DESCRIPTION OF THE TASK: Can you retype the lines below exactly, from the line with "sidebar: Actions Query" to the line with "195, 1269, 210]", both ends included?

MATERIAL PROVIDED:

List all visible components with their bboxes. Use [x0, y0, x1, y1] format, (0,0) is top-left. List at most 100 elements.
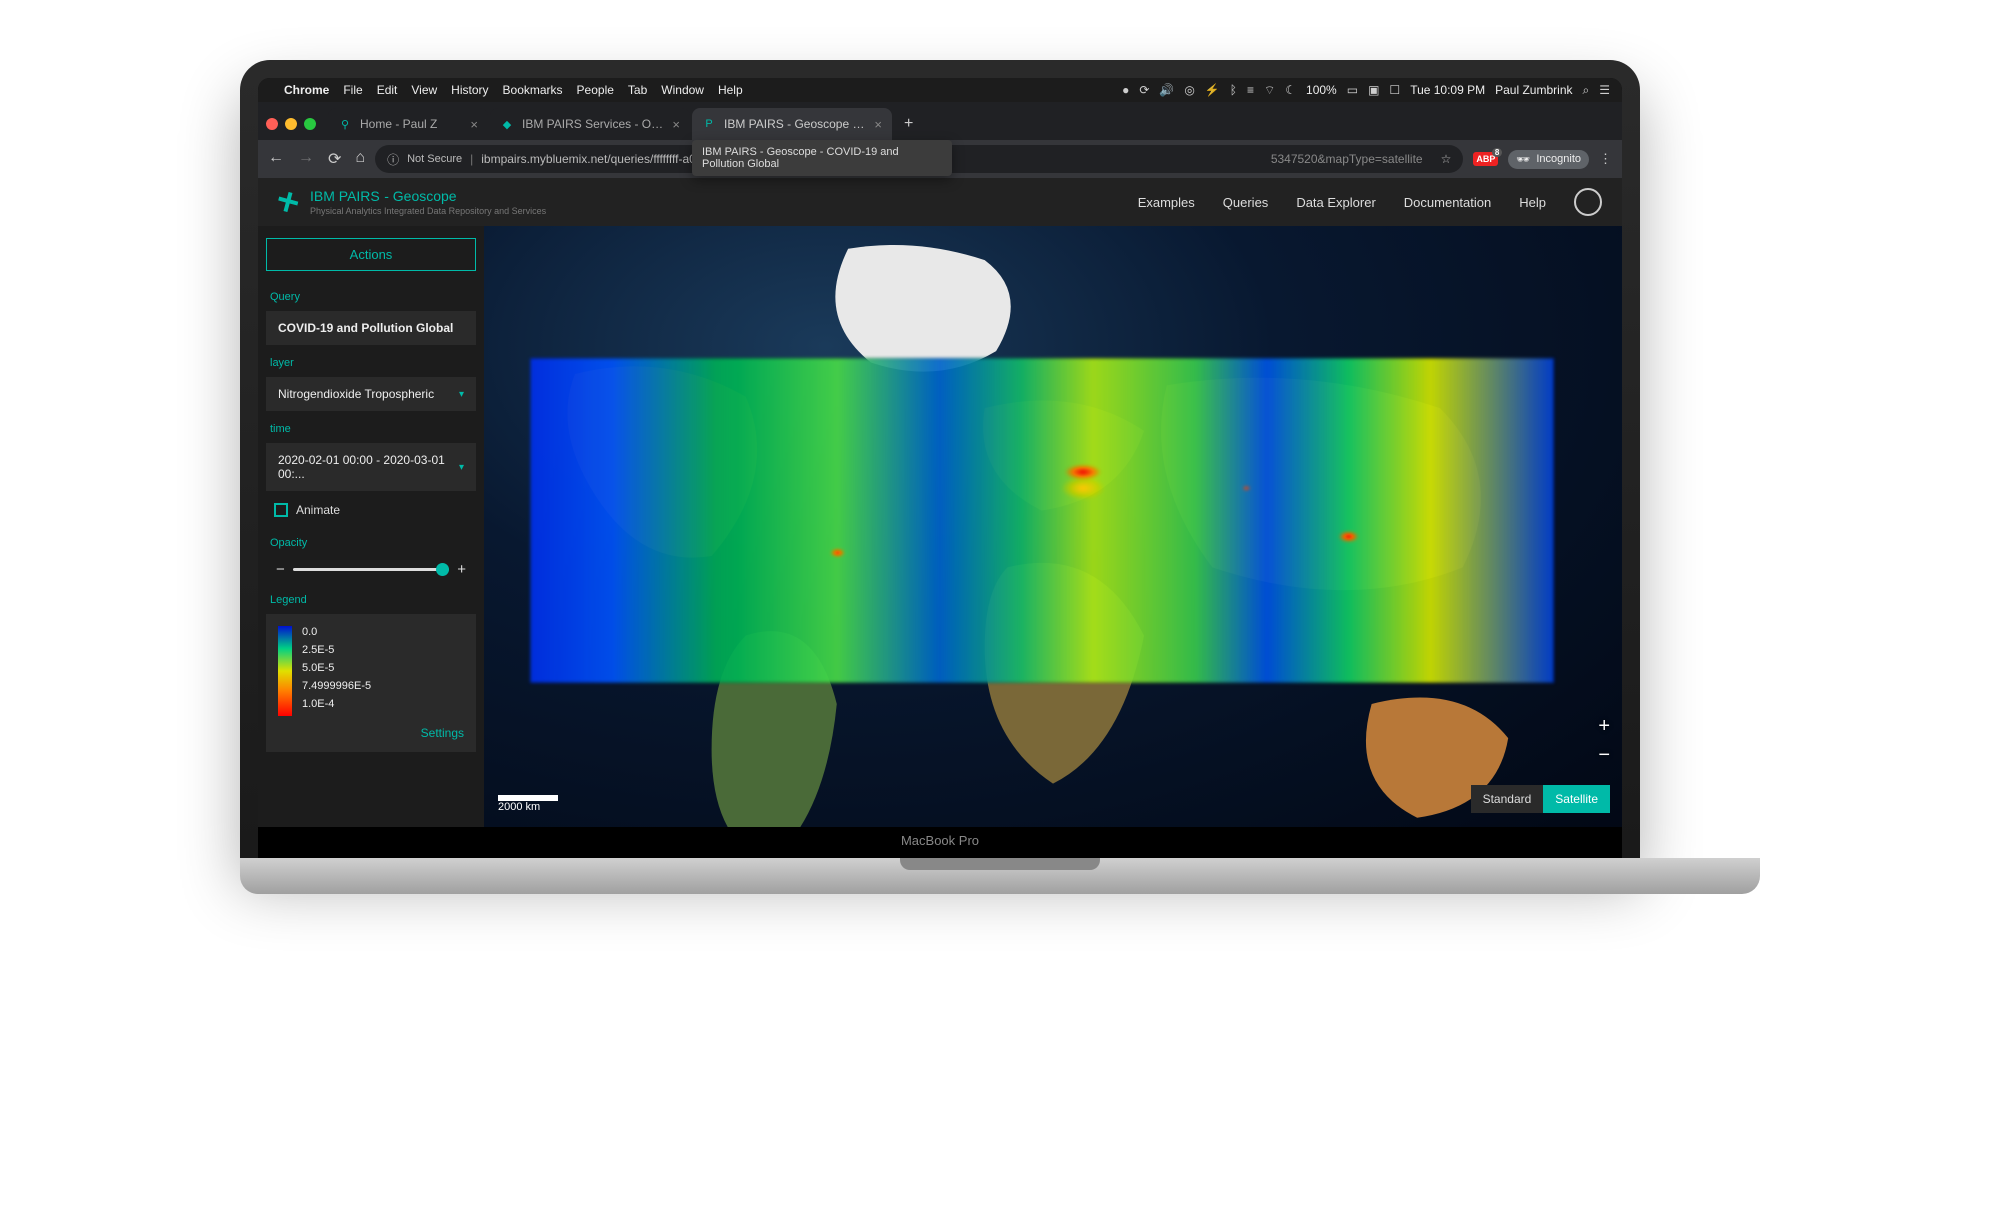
sidebar: Actions Query COVID-19 and Pollution Glo…	[258, 226, 484, 827]
map-scale: 2000 km	[498, 795, 558, 813]
window-maximize-button[interactable]	[304, 118, 316, 130]
layer-dropdown[interactable]: Nitrogendioxide Tropospheric ▾	[266, 377, 476, 411]
incognito-icon: 🕶	[1516, 153, 1530, 166]
bluetooth-icon: ᛒ	[1230, 83, 1237, 97]
incognito-badge[interactable]: 🕶 Incognito	[1508, 150, 1589, 169]
legend-value: 7.4999996E-5	[302, 680, 464, 692]
browser-tab[interactable]: ⚲ Home - Paul Z ×	[328, 108, 488, 140]
opacity-slider[interactable]: − +	[266, 557, 476, 582]
menubar-app[interactable]: Chrome	[284, 83, 329, 97]
url-suffix: 5347520&mapType=satellite	[1271, 152, 1423, 166]
opacity-decrease-button[interactable]: −	[276, 561, 285, 578]
browser-tab[interactable]: ◆ IBM PAIRS Services - Overview ×	[490, 108, 690, 140]
zoom-in-button[interactable]: +	[1598, 715, 1610, 738]
nav-queries[interactable]: Queries	[1223, 195, 1269, 210]
pairs-logo-icon	[276, 190, 300, 214]
opacity-increase-button[interactable]: +	[457, 561, 466, 578]
time-label: time	[262, 415, 480, 439]
checkbox-icon[interactable]	[274, 503, 288, 517]
dnd-icon[interactable]: ☾	[1285, 83, 1296, 97]
layer-value: Nitrogendioxide Tropospheric	[278, 387, 434, 401]
control-center-icon[interactable]: ☰	[1599, 83, 1610, 97]
menu-window[interactable]: Window	[661, 83, 704, 97]
time-dropdown[interactable]: 2020-02-01 00:00 - 2020-03-01 00:... ▾	[266, 443, 476, 491]
wifi-icon[interactable]: ⌔	[1264, 83, 1275, 98]
nav-reload-button[interactable]: ⟳	[328, 149, 341, 169]
tab-close-icon[interactable]: ×	[470, 117, 478, 132]
adblock-count: 8	[1492, 148, 1502, 157]
map-mode-satellite[interactable]: Satellite	[1543, 785, 1610, 813]
zoom-out-button[interactable]: −	[1598, 744, 1610, 767]
chrome-menu-icon[interactable]: ⋮	[1599, 151, 1612, 167]
favicon-icon: ⚲	[338, 117, 352, 131]
time-value: 2020-02-01 00:00 - 2020-03-01 00:...	[278, 453, 459, 481]
actions-button[interactable]: Actions	[266, 238, 476, 271]
menu-tab[interactable]: Tab	[628, 83, 647, 97]
adblock-icon[interactable]: ABP8	[1473, 152, 1498, 166]
battery-percent: 100%	[1306, 83, 1337, 97]
layer-label: layer	[262, 349, 480, 373]
tab-close-icon[interactable]: ×	[672, 117, 680, 132]
legend-label: Legend	[262, 586, 480, 610]
display-icon[interactable]: ☐	[1389, 83, 1400, 97]
nav-forward-button[interactable]: →	[298, 149, 314, 169]
map-viewport[interactable]: 2000 km + − Standard Satellite	[484, 226, 1622, 827]
menu-file[interactable]: File	[343, 83, 362, 97]
menubar-user[interactable]: Paul Zumbrink	[1495, 83, 1572, 97]
menu-history[interactable]: History	[451, 83, 488, 97]
slider-thumb[interactable]	[436, 563, 449, 576]
volume-icon[interactable]: 🔊	[1159, 83, 1174, 97]
nav-help[interactable]: Help	[1519, 195, 1546, 210]
menu-people[interactable]: People	[577, 83, 614, 97]
menu-edit[interactable]: Edit	[377, 83, 398, 97]
browser-tab-active[interactable]: P IBM PAIRS - Geoscope - COVID × IBM PAI…	[692, 108, 892, 140]
status-dot-icon: ●	[1122, 83, 1129, 97]
window-close-button[interactable]	[266, 118, 278, 130]
window-controls	[266, 118, 316, 130]
tab-title: IBM PAIRS - Geoscope - COVID	[724, 117, 866, 131]
brand-name: IBM PAIRS	[310, 188, 380, 204]
window-minimize-button[interactable]	[285, 118, 297, 130]
animate-label: Animate	[296, 503, 340, 517]
scale-label: 2000 km	[498, 801, 540, 813]
slider-track[interactable]	[293, 568, 449, 571]
screen-icon[interactable]: ▣	[1368, 83, 1379, 97]
legend-value: 5.0E-5	[302, 662, 464, 674]
map-mode-toggle: Standard Satellite	[1471, 785, 1610, 813]
data-overlay-layer	[530, 358, 1554, 683]
tab-close-icon[interactable]: ×	[874, 117, 882, 132]
legend-value: 1.0E-4	[302, 698, 464, 710]
macos-menubar: Chrome File Edit View History Bookmarks …	[258, 78, 1622, 102]
nav-back-button[interactable]: ←	[268, 149, 284, 169]
bookmark-star-icon[interactable]: ☆	[1441, 152, 1452, 166]
map-mode-standard[interactable]: Standard	[1471, 785, 1544, 813]
nav-examples[interactable]: Examples	[1138, 195, 1195, 210]
nav-home-button[interactable]: ⌂	[355, 149, 365, 169]
security-badge: Not Secure	[407, 153, 462, 165]
nav-documentation[interactable]: Documentation	[1404, 195, 1491, 210]
new-tab-button[interactable]: +	[894, 115, 923, 133]
product-name: - Geoscope	[384, 188, 456, 204]
profile-button[interactable]	[1574, 188, 1602, 216]
spotlight-icon[interactable]: ⌕	[1583, 83, 1590, 98]
query-value-panel[interactable]: COVID-19 and Pollution Global	[266, 311, 476, 345]
location-icon: ◎	[1184, 83, 1194, 97]
tab-title: Home - Paul Z	[360, 117, 462, 131]
favicon-icon: P	[702, 117, 716, 131]
menu-bookmarks[interactable]: Bookmarks	[503, 83, 563, 97]
tagline: Physical Analytics Integrated Data Repos…	[310, 206, 546, 216]
animate-checkbox-row[interactable]: Animate	[266, 495, 476, 525]
legend-settings-link[interactable]: Settings	[278, 716, 464, 740]
legend-value: 0.0	[302, 626, 464, 638]
laptop-base	[240, 858, 1760, 894]
menu-view[interactable]: View	[411, 83, 437, 97]
zoom-controls: + −	[1598, 715, 1610, 767]
menu-help[interactable]: Help	[718, 83, 743, 97]
laptop-brand-label: MacBook Pro	[258, 827, 1622, 858]
nav-data-explorer[interactable]: Data Explorer	[1296, 195, 1375, 210]
menubar-clock[interactable]: Tue 10:09 PM	[1410, 83, 1485, 97]
favicon-icon: ◆	[500, 117, 514, 131]
sync-icon: ⟳	[1139, 83, 1149, 97]
info-icon[interactable]: ⓘ	[387, 151, 399, 168]
tab-tooltip: IBM PAIRS - Geoscope - COVID-19 and Poll…	[692, 140, 952, 176]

FINAL RESULT:
sidebar: Actions Query COVID-19 and Pollution Glo…	[258, 226, 484, 827]
map-scale: 2000 km	[498, 795, 558, 813]
window-maximize-button[interactable]	[304, 118, 316, 130]
layer-dropdown[interactable]: Nitrogendioxide Tropospheric ▾	[266, 377, 476, 411]
incognito-icon: 🕶	[1516, 153, 1530, 166]
bluetooth-icon: ᛒ	[1230, 83, 1237, 97]
incognito-badge[interactable]: 🕶 Incognito	[1508, 150, 1589, 169]
legend-value: 7.4999996E-5	[302, 680, 464, 692]
browser-tab[interactable]: ⚲ Home - Paul Z ×	[328, 108, 488, 140]
opacity-slider[interactable]: − +	[266, 557, 476, 582]
menubar-app[interactable]: Chrome	[284, 83, 329, 97]
url-suffix: 5347520&mapType=satellite	[1271, 152, 1423, 166]
opacity-decrease-button[interactable]: −	[276, 561, 285, 578]
browser-tab[interactable]: ◆ IBM PAIRS Services - Overview ×	[490, 108, 690, 140]
zoom-in-button[interactable]: +	[1598, 715, 1610, 738]
nav-queries[interactable]: Queries	[1223, 195, 1269, 210]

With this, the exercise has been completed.